Written request - Would you transcribe the whole listing exactly, minus its pictures?

Provided entries -
:::::
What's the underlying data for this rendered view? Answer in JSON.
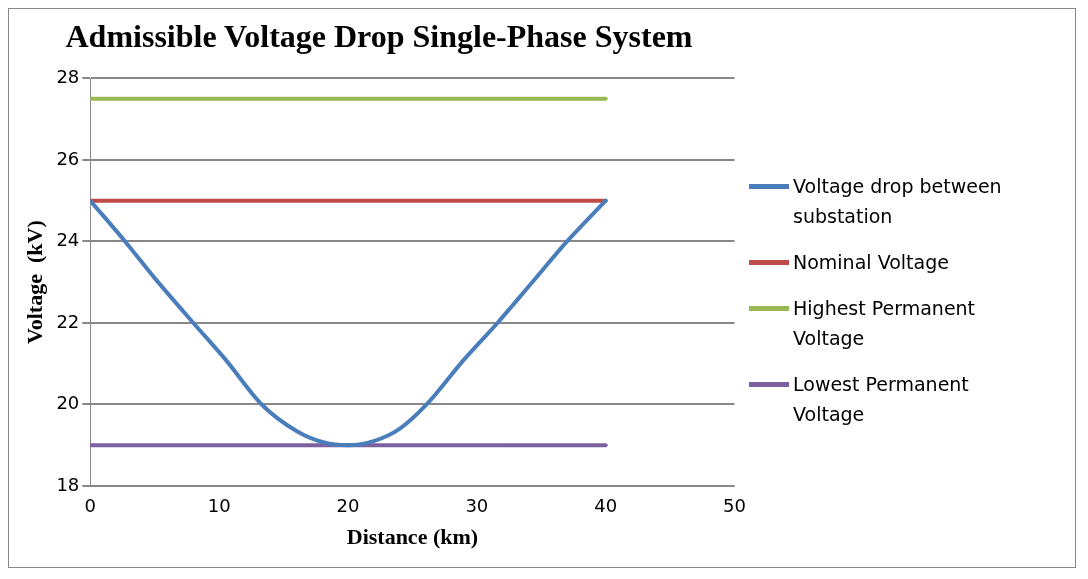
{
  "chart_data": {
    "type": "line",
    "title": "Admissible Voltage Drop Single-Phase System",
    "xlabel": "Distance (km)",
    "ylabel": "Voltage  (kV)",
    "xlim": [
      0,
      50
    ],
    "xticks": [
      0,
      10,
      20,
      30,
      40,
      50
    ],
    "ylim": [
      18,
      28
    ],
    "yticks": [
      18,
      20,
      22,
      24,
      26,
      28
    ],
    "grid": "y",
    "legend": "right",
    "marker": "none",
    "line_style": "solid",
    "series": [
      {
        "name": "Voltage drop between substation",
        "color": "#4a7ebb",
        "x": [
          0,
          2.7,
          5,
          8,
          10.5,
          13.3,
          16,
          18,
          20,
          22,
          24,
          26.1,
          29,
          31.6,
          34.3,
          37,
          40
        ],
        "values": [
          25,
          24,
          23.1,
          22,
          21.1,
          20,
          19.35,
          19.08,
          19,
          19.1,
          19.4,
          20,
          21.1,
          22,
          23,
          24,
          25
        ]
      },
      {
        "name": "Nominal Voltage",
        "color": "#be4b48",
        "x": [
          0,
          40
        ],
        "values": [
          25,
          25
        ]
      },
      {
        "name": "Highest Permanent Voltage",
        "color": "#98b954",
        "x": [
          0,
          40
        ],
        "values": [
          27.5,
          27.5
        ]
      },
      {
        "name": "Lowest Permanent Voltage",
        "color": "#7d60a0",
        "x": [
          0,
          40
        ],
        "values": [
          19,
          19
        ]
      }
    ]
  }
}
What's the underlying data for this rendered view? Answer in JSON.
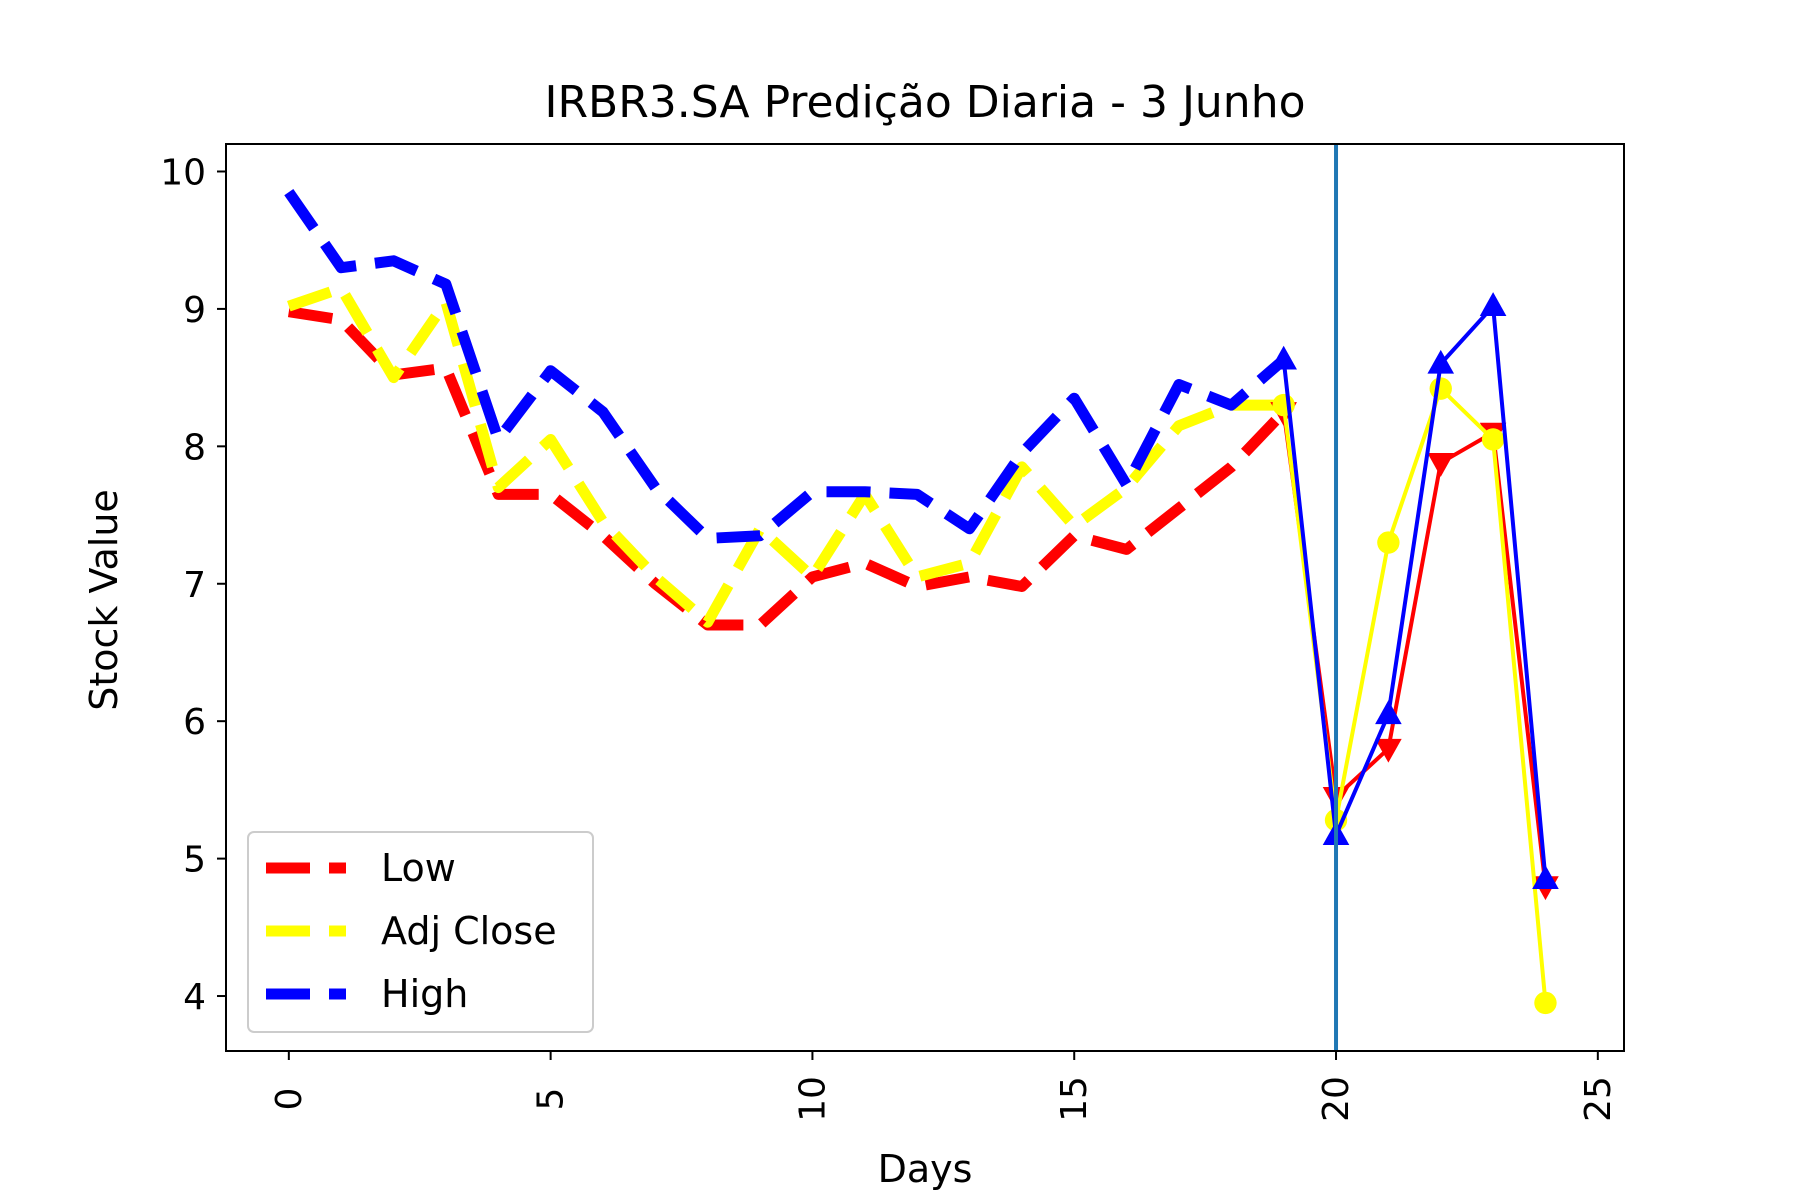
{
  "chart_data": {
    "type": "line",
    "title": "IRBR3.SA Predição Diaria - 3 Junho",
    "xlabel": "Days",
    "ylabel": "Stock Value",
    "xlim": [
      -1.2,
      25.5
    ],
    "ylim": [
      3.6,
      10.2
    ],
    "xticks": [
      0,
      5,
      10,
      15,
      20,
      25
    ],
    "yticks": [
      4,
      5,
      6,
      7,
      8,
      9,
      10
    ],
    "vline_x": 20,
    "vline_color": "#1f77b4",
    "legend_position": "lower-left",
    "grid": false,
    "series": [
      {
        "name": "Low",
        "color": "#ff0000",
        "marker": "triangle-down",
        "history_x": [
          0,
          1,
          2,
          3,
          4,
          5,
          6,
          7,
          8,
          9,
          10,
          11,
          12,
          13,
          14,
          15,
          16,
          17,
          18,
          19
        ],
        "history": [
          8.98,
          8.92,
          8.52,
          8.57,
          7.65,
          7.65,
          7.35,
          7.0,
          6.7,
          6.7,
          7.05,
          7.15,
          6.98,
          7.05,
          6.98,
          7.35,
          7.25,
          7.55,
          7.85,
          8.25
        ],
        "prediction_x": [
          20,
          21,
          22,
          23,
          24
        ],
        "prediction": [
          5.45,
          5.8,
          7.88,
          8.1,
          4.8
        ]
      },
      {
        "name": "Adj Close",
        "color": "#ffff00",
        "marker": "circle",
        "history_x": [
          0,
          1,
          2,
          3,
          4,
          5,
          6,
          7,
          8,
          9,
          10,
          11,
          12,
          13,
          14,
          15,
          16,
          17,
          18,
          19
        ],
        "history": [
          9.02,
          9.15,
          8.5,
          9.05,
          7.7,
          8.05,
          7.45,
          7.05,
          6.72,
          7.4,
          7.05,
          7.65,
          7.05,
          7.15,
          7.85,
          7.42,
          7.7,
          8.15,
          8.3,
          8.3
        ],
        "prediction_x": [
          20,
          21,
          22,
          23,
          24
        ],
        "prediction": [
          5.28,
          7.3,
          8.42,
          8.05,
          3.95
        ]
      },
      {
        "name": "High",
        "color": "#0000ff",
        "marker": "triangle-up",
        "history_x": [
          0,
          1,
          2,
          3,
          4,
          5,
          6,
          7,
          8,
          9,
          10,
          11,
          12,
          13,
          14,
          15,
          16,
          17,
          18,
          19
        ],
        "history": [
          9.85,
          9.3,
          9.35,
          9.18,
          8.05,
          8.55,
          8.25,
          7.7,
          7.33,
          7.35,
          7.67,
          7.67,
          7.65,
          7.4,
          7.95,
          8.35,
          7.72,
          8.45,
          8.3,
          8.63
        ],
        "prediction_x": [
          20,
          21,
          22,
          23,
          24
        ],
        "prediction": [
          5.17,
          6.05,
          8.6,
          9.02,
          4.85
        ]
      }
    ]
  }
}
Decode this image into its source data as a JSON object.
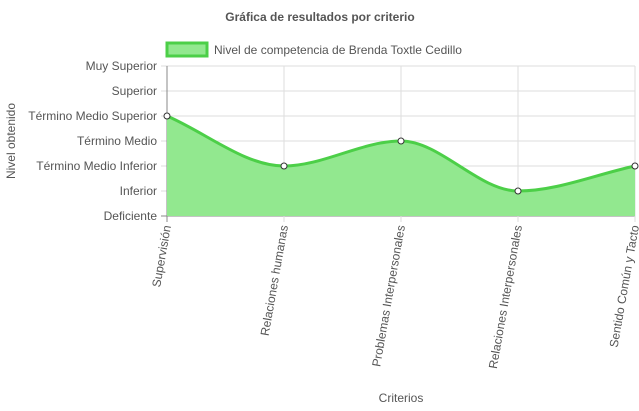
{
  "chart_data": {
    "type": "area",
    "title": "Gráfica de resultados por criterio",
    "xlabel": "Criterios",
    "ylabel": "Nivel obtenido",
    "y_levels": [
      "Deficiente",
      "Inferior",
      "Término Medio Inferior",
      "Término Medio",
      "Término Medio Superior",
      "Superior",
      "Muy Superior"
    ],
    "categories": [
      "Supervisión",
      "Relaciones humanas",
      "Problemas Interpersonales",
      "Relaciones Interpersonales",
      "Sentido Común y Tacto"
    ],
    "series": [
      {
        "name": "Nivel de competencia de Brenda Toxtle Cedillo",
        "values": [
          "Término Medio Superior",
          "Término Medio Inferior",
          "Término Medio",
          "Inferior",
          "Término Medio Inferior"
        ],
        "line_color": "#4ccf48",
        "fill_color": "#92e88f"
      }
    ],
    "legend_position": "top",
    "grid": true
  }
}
:::::
Written answer -
What's the underlying data for this rendered view? Answer in JSON.
{
  "chart_data": {
    "type": "line",
    "title": "Admissible Voltage Drop Single-Phase System",
    "xlabel": "Distance (km)",
    "ylabel": "Voltage  (kV)",
    "xlim": [
      0,
      50
    ],
    "xticks": [
      0,
      10,
      20,
      30,
      40,
      50
    ],
    "ylim": [
      18,
      28
    ],
    "yticks": [
      18,
      20,
      22,
      24,
      26,
      28
    ],
    "grid": "y",
    "legend": "right",
    "marker": "none",
    "line_style": "solid",
    "series": [
      {
        "name": "Voltage drop between substation",
        "color": "#4a7ebb",
        "x": [
          0,
          2.7,
          5,
          8,
          10.5,
          13.3,
          16,
          18,
          20,
          22,
          24,
          26.1,
          29,
          31.6,
          34.3,
          37,
          40
        ],
        "values": [
          25,
          24,
          23.1,
          22,
          21.1,
          20,
          19.35,
          19.08,
          19,
          19.1,
          19.4,
          20,
          21.1,
          22,
          23,
          24,
          25
        ]
      },
      {
        "name": "Nominal Voltage",
        "color": "#be4b48",
        "x": [
          0,
          40
        ],
        "values": [
          25,
          25
        ]
      },
      {
        "name": "Highest Permanent Voltage",
        "color": "#98b954",
        "x": [
          0,
          40
        ],
        "values": [
          27.5,
          27.5
        ]
      },
      {
        "name": "Lowest Permanent Voltage",
        "color": "#7d60a0",
        "x": [
          0,
          40
        ],
        "values": [
          19,
          19
        ]
      }
    ]
  }
}
What's the underlying data for this rendered view? Answer in JSON.
{
  "chart_data": {
    "type": "line",
    "title": "IRBR3.SA Predição Diaria - 3 Junho",
    "xlabel": "Days",
    "ylabel": "Stock Value",
    "xlim": [
      -1.2,
      25.5
    ],
    "ylim": [
      3.6,
      10.2
    ],
    "xticks": [
      0,
      5,
      10,
      15,
      20,
      25
    ],
    "yticks": [
      4,
      5,
      6,
      7,
      8,
      9,
      10
    ],
    "vline_x": 20,
    "vline_color": "#1f77b4",
    "legend_position": "lower-left",
    "grid": false,
    "series": [
      {
        "name": "Low",
        "color": "#ff0000",
        "marker": "triangle-down",
        "history_x": [
          0,
          1,
          2,
          3,
          4,
          5,
          6,
          7,
          8,
          9,
          10,
          11,
          12,
          13,
          14,
          15,
          16,
          17,
          18,
          19
        ],
        "history": [
          8.98,
          8.92,
          8.52,
          8.57,
          7.65,
          7.65,
          7.35,
          7.0,
          6.7,
          6.7,
          7.05,
          7.15,
          6.98,
          7.05,
          6.98,
          7.35,
          7.25,
          7.55,
          7.85,
          8.25
        ],
        "prediction_x": [
          20,
          21,
          22,
          23,
          24
        ],
        "prediction": [
          5.45,
          5.8,
          7.88,
          8.1,
          4.8
        ]
      },
      {
        "name": "Adj Close",
        "color": "#ffff00",
        "marker": "circle",
        "history_x": [
          0,
          1,
          2,
          3,
          4,
          5,
          6,
          7,
          8,
          9,
          10,
          11,
          12,
          13,
          14,
          15,
          16,
          17,
          18,
          19
        ],
        "history": [
          9.02,
          9.15,
          8.5,
          9.05,
          7.7,
          8.05,
          7.45,
          7.05,
          6.72,
          7.4,
          7.05,
          7.65,
          7.05,
          7.15,
          7.85,
          7.42,
          7.7,
          8.15,
          8.3,
          8.3
        ],
        "prediction_x": [
          20,
          21,
          22,
          23,
          24
        ],
        "prediction": [
          5.28,
          7.3,
          8.42,
          8.05,
          3.95
        ]
      },
      {
        "name": "High",
        "color": "#0000ff",
        "marker": "triangle-up",
        "history_x": [
          0,
          1,
          2,
          3,
          4,
          5,
          6,
          7,
          8,
          9,
          10,
          11,
          12,
          13,
          14,
          15,
          16,
          17,
          18,
          19
        ],
        "history": [
          9.85,
          9.3,
          9.35,
          9.18,
          8.05,
          8.55,
          8.25,
          7.7,
          7.33,
          7.35,
          7.67,
          7.67,
          7.65,
          7.4,
          7.95,
          8.35,
          7.72,
          8.45,
          8.3,
          8.63
        ],
        "prediction_x": [
          20,
          21,
          22,
          23,
          24
        ],
        "prediction": [
          5.17,
          6.05,
          8.6,
          9.02,
          4.85
        ]
      }
    ]
  }
}
Decode this image into its source data as a JSON object.
{
  "chart_data": {
    "type": "area",
    "title": "Gráfica de resultados por criterio",
    "xlabel": "Criterios",
    "ylabel": "Nivel obtenido",
    "y_levels": [
      "Deficiente",
      "Inferior",
      "Término Medio Inferior",
      "Término Medio",
      "Término Medio Superior",
      "Superior",
      "Muy Superior"
    ],
    "categories": [
      "Supervisión",
      "Relaciones humanas",
      "Problemas Interpersonales",
      "Relaciones Interpersonales",
      "Sentido Común y Tacto"
    ],
    "series": [
      {
        "name": "Nivel de competencia de Brenda Toxtle Cedillo",
        "values": [
          "Término Medio Superior",
          "Término Medio Inferior",
          "Término Medio",
          "Inferior",
          "Término Medio Inferior"
        ],
        "line_color": "#4ccf48",
        "fill_color": "#92e88f"
      }
    ],
    "legend_position": "top",
    "grid": true
  }
}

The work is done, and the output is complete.